### Exercise objective
Leave out all pictures and give back precisely the lines from the line with "Transcribe this image's" to the line with "What's the underlying", including those two lines.

### Data
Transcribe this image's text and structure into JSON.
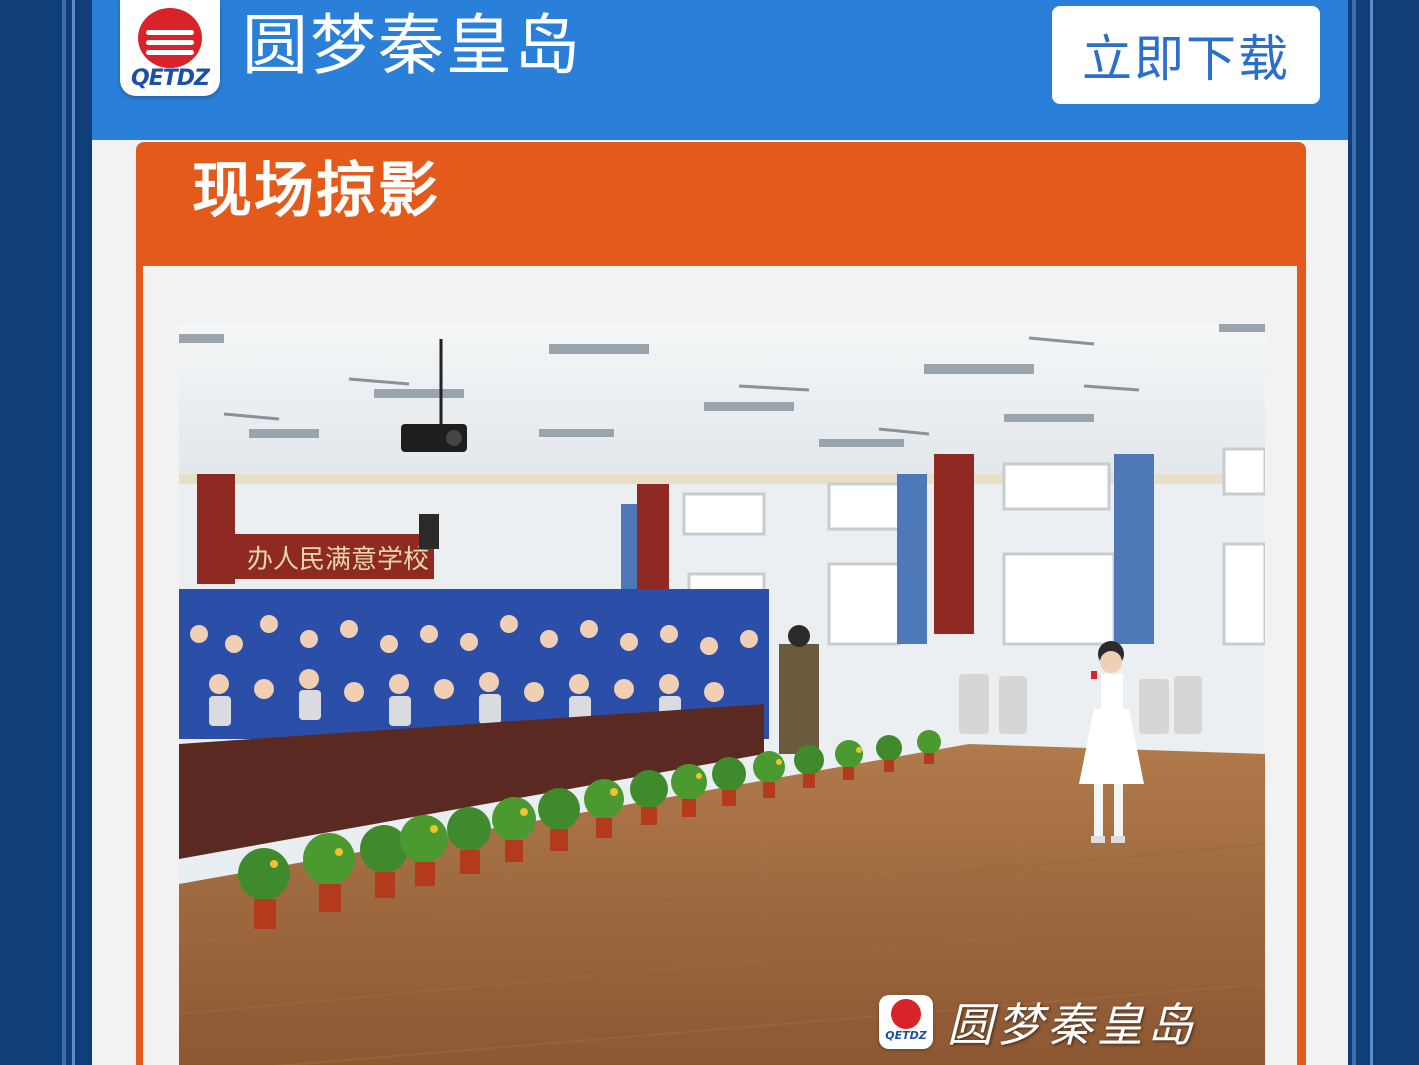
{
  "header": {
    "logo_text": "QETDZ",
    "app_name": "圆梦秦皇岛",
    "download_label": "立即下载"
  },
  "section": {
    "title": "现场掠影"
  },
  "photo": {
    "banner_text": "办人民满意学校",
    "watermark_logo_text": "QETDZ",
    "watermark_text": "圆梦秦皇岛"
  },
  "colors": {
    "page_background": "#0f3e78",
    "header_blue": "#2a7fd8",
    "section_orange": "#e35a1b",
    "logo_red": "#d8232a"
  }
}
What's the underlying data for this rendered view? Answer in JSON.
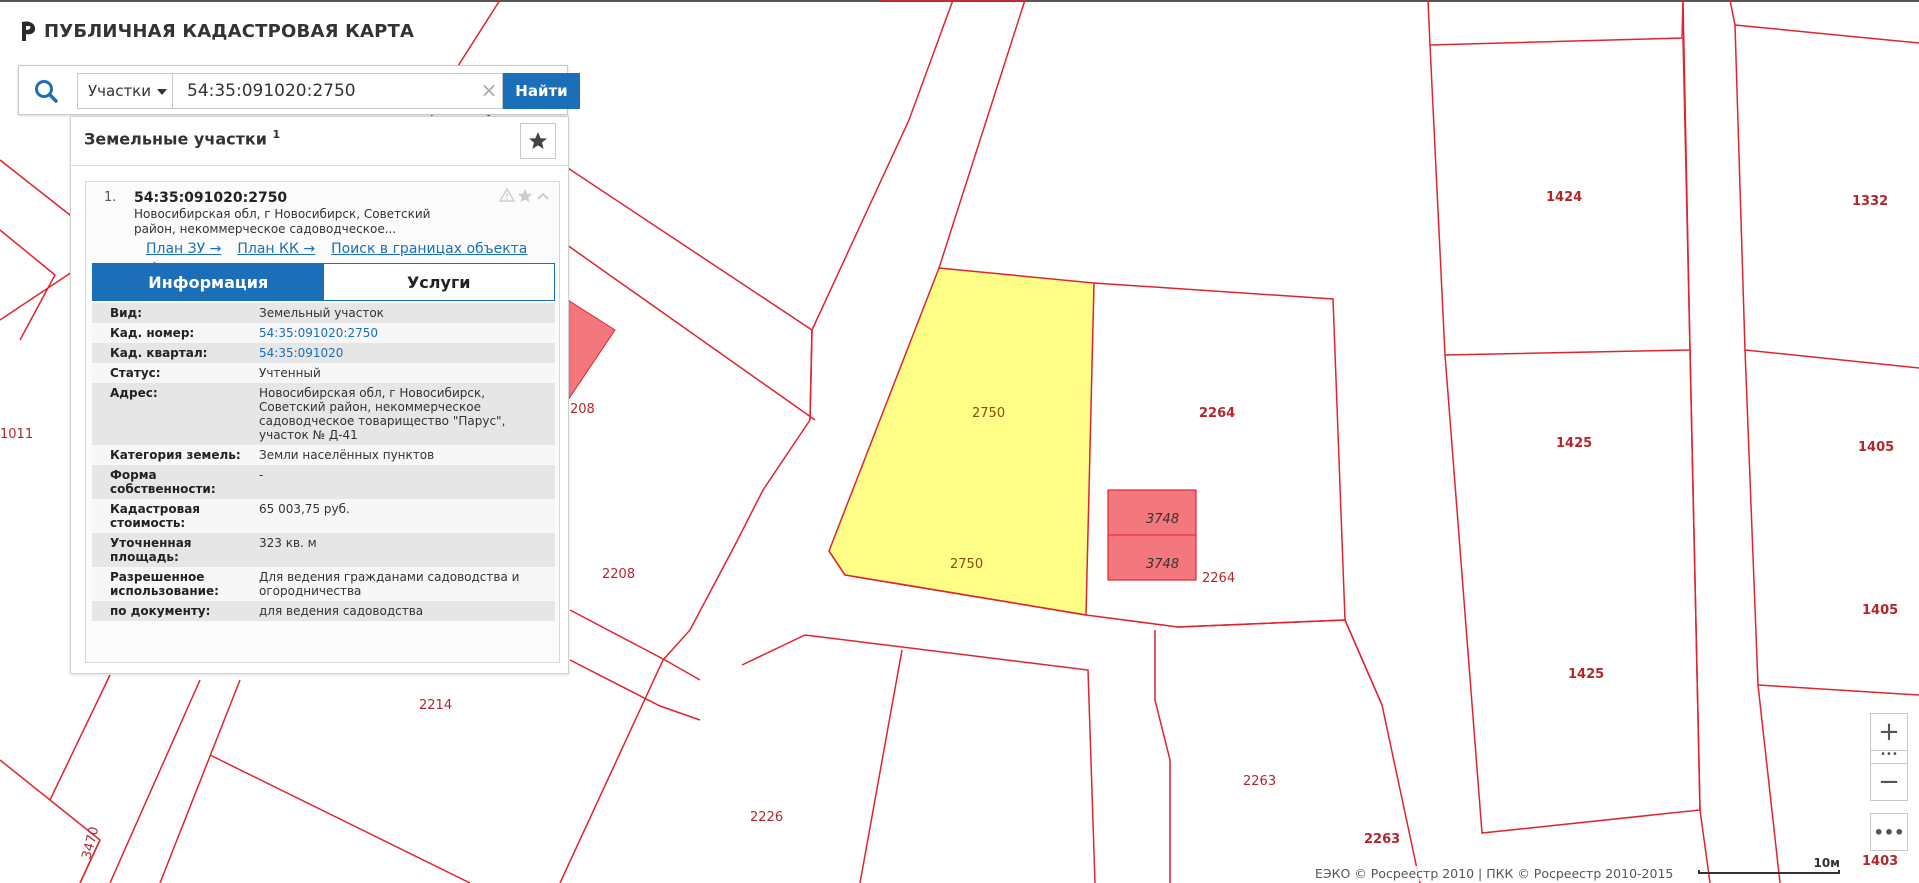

--

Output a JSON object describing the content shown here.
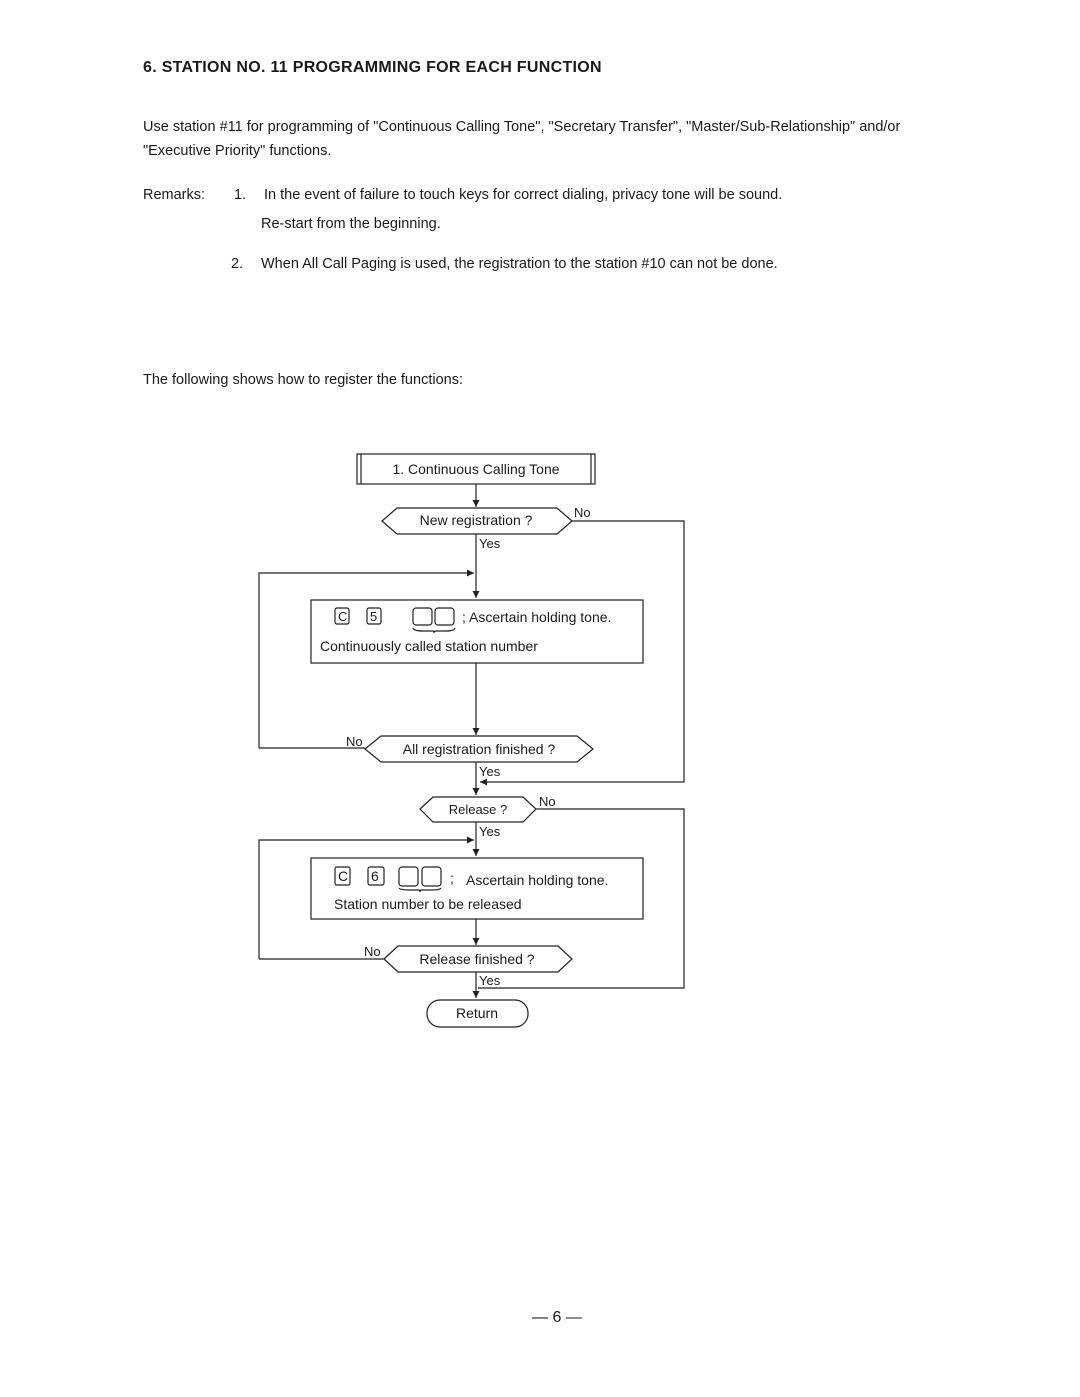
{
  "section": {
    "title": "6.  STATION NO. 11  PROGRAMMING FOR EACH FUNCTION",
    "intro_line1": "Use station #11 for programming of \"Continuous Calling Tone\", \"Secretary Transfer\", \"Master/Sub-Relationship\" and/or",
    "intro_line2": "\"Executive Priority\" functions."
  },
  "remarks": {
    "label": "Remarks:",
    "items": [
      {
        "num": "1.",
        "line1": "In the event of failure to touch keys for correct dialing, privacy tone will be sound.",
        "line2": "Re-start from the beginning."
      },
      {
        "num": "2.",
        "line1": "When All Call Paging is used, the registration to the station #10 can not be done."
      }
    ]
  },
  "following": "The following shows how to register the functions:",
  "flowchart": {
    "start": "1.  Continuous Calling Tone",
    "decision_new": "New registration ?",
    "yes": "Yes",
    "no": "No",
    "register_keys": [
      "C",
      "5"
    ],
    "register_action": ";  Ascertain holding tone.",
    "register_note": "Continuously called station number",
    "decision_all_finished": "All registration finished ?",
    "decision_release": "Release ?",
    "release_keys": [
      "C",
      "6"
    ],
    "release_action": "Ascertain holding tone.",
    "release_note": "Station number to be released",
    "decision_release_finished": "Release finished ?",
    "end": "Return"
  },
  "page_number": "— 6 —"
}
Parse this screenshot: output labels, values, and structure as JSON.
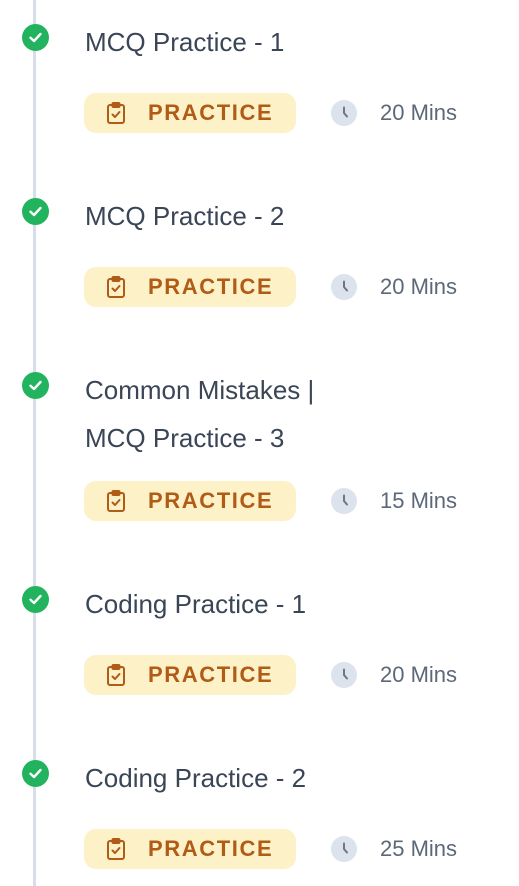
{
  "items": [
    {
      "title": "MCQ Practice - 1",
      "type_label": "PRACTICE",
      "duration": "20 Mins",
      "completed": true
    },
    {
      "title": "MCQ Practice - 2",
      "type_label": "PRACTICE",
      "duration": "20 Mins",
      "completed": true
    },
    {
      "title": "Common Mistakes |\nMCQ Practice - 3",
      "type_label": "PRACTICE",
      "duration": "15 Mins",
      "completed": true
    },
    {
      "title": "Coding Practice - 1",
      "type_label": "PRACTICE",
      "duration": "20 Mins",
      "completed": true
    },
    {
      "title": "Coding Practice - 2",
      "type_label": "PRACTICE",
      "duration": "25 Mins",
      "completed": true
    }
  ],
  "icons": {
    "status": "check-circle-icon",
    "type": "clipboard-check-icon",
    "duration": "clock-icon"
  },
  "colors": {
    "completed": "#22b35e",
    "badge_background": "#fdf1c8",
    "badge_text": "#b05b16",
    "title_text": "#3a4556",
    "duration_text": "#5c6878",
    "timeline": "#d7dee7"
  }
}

### Final result
Transcribe this image's text and structure into JSON.
{
  "header": {
    "logo_text": "QETDZ",
    "app_name": "圆梦秦皇岛",
    "download_label": "立即下载"
  },
  "section": {
    "title": "现场掠影"
  },
  "photo": {
    "banner_text": "办人民满意学校",
    "watermark_logo_text": "QETDZ",
    "watermark_text": "圆梦秦皇岛"
  },
  "colors": {
    "page_background": "#0f3e78",
    "header_blue": "#2a7fd8",
    "section_orange": "#e35a1b",
    "logo_red": "#d8232a"
  }
}
What's the underlying data for this rendered view? Answer in JSON.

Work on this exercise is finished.